**GIVEN INSTRUCTION**
Leaving out the pictures, please retype each record exactly.
— START EXERCISE INPUT —
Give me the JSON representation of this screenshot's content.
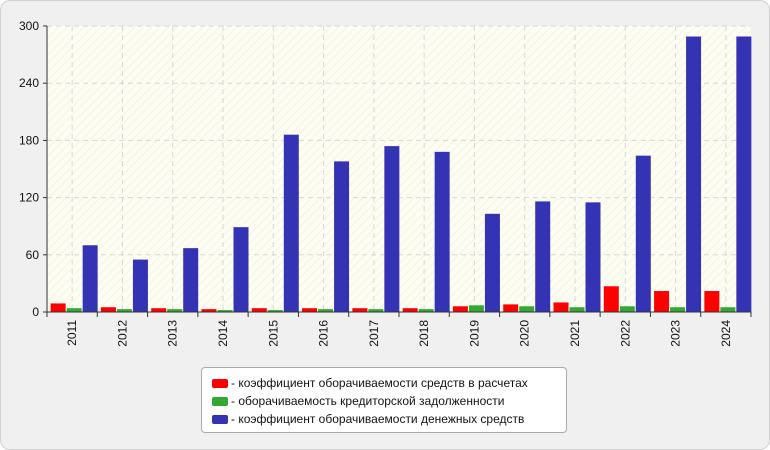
{
  "chart_data": {
    "type": "bar",
    "categories": [
      "2011",
      "2012",
      "2013",
      "2014",
      "2015",
      "2016",
      "2017",
      "2018",
      "2019",
      "2020",
      "2021",
      "2022",
      "2023",
      "2024"
    ],
    "series": [
      {
        "name": "- коэффициент оборачиваемости средств в расчетах",
        "color": "#ff0000",
        "values": [
          9,
          5,
          4,
          3,
          4,
          4,
          4,
          4,
          6,
          8,
          10,
          27,
          22,
          22
        ]
      },
      {
        "name": "- оборачиваемость кредиторской задолженности",
        "color": "#33a833",
        "values": [
          4,
          3,
          3,
          2,
          2,
          3,
          3,
          3,
          7,
          6,
          5,
          6,
          5,
          5
        ]
      },
      {
        "name": "- коэффициент оборачиваемости денежных средств",
        "color": "#3333b3",
        "values": [
          70,
          55,
          67,
          89,
          186,
          158,
          174,
          168,
          103,
          116,
          115,
          164,
          289,
          289
        ]
      }
    ],
    "yticks": [
      0,
      60,
      120,
      180,
      240,
      300
    ],
    "ylim": [
      0,
      300
    ],
    "grid": true,
    "legend_position": "bottom"
  }
}
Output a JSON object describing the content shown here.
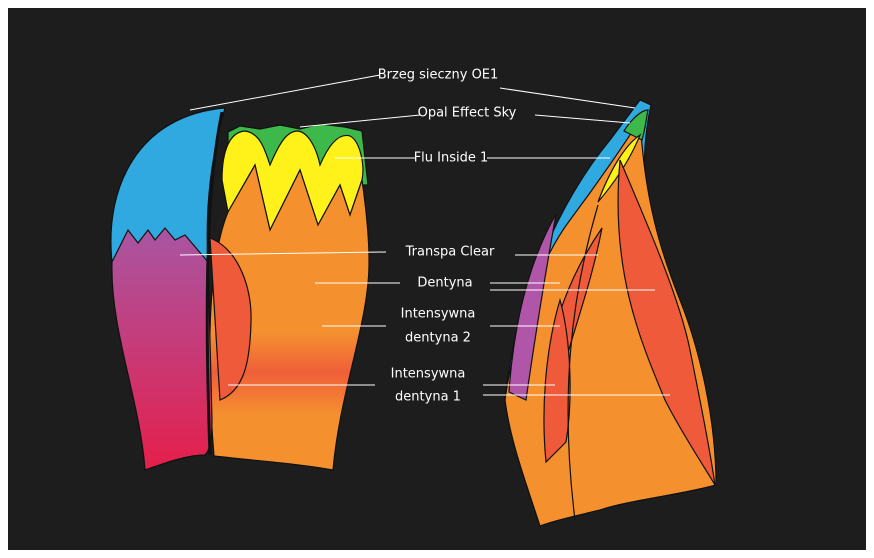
{
  "labels": [
    {
      "lines": [
        "Brzeg sieczny OE1"
      ]
    },
    {
      "lines": [
        "Opal Effect Sky"
      ]
    },
    {
      "lines": [
        "Flu Inside 1"
      ]
    },
    {
      "lines": [
        "Transpa Clear"
      ]
    },
    {
      "lines": [
        "Dentyna"
      ]
    },
    {
      "lines": [
        "Intensywna",
        "dentyna 2"
      ]
    },
    {
      "lines": [
        "Intensywna",
        "dentyna 1"
      ]
    }
  ]
}
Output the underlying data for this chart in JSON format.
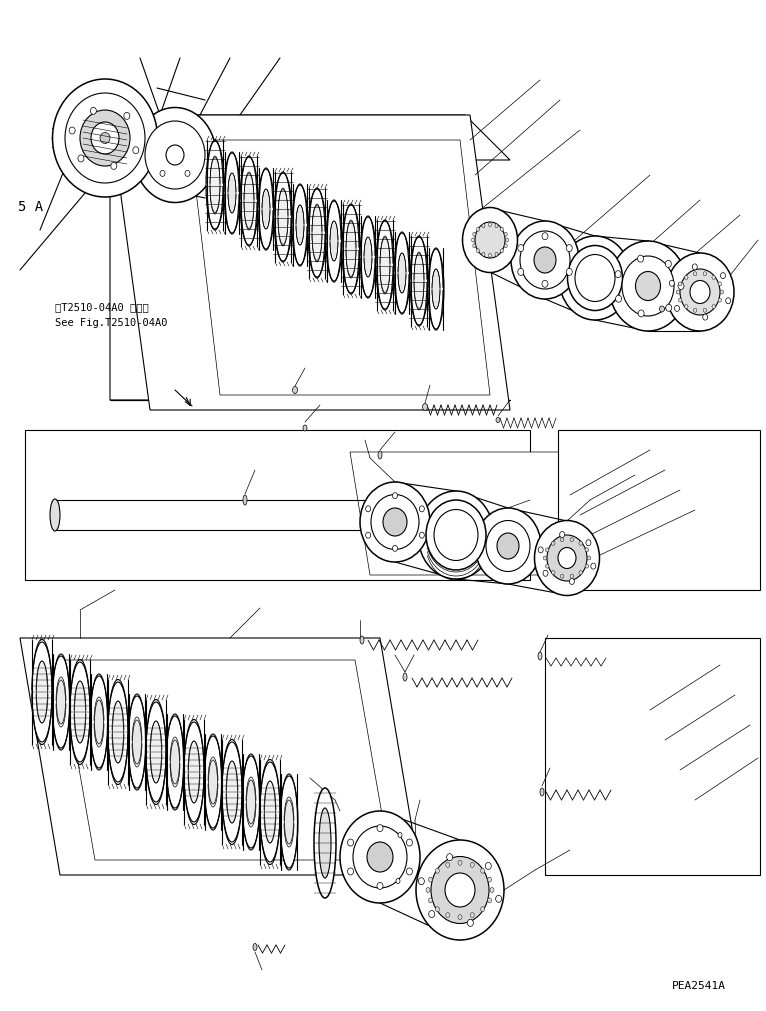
— END EXERCISE INPUT —
**WRITTEN ANSWER**
Give me the JSON representation of this screenshot's content.
{
  "chart_data": {
    "type": "bar",
    "categories": [
      "2011",
      "2012",
      "2013",
      "2014",
      "2015",
      "2016",
      "2017",
      "2018",
      "2019",
      "2020",
      "2021",
      "2022",
      "2023",
      "2024"
    ],
    "series": [
      {
        "name": "- коэффициент оборачиваемости средств в расчетах",
        "color": "#ff0000",
        "values": [
          9,
          5,
          4,
          3,
          4,
          4,
          4,
          4,
          6,
          8,
          10,
          27,
          22,
          22
        ]
      },
      {
        "name": "- оборачиваемость кредиторской задолженности",
        "color": "#33a833",
        "values": [
          4,
          3,
          3,
          2,
          2,
          3,
          3,
          3,
          7,
          6,
          5,
          6,
          5,
          5
        ]
      },
      {
        "name": "- коэффициент оборачиваемости денежных средств",
        "color": "#3333b3",
        "values": [
          70,
          55,
          67,
          89,
          186,
          158,
          174,
          168,
          103,
          116,
          115,
          164,
          289,
          289
        ]
      }
    ],
    "yticks": [
      0,
      60,
      120,
      180,
      240,
      300
    ],
    "ylim": [
      0,
      300
    ],
    "grid": true,
    "legend_position": "bottom"
  }
}
Output a JSON object describing the content shown here.
{
  "labels": [
    {
      "lines": [
        "Brzeg sieczny OE1"
      ]
    },
    {
      "lines": [
        "Opal Effect Sky"
      ]
    },
    {
      "lines": [
        "Flu Inside 1"
      ]
    },
    {
      "lines": [
        "Transpa Clear"
      ]
    },
    {
      "lines": [
        "Dentyna"
      ]
    },
    {
      "lines": [
        "Intensywna",
        "dentyna 2"
      ]
    },
    {
      "lines": [
        "Intensywna",
        "dentyna 1"
      ]
    }
  ]
}
Output the underlying data for this chart in JSON format.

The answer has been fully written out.